◆ DATA PROVIDED
** START **

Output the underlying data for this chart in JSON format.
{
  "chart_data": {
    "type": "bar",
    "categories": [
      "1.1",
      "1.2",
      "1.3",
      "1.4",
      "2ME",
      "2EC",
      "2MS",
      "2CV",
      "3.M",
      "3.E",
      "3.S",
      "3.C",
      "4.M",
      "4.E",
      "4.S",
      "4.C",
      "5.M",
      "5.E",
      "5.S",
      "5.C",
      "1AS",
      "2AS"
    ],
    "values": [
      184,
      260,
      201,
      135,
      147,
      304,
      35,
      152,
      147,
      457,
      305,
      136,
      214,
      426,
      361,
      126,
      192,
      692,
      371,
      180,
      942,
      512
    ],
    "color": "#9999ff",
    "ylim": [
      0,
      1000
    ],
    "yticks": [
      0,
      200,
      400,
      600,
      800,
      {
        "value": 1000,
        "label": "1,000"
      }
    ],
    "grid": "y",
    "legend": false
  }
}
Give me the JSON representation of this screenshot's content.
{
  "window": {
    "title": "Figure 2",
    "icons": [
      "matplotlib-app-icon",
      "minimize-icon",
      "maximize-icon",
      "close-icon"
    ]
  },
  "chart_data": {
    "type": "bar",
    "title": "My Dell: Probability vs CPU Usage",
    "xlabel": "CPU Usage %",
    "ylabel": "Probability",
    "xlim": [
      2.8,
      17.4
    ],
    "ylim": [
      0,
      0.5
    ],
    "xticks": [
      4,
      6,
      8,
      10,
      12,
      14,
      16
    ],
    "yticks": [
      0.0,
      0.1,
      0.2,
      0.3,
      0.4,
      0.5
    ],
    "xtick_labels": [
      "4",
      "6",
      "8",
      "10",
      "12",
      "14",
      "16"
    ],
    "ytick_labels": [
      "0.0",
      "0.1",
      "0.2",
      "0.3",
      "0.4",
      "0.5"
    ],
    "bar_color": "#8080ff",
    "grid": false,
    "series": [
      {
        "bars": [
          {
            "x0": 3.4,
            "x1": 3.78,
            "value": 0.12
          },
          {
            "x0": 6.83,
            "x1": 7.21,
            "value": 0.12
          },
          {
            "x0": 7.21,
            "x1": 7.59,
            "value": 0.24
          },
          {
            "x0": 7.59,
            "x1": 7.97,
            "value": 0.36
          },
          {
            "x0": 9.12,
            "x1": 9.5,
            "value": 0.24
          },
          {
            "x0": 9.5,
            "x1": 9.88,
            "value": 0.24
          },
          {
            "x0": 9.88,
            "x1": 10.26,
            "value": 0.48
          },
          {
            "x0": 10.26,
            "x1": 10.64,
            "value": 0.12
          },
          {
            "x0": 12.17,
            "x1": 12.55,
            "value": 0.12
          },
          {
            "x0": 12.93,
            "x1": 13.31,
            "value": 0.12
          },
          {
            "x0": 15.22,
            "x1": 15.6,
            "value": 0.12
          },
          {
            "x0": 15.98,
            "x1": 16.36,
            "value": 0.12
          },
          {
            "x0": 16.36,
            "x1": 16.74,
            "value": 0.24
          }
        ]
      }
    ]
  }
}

** END **

◆ WRITTEN REQUEST
Count the lines of the material that include the word "title", then state only the total.

◆ CORRECT OUTPUT
2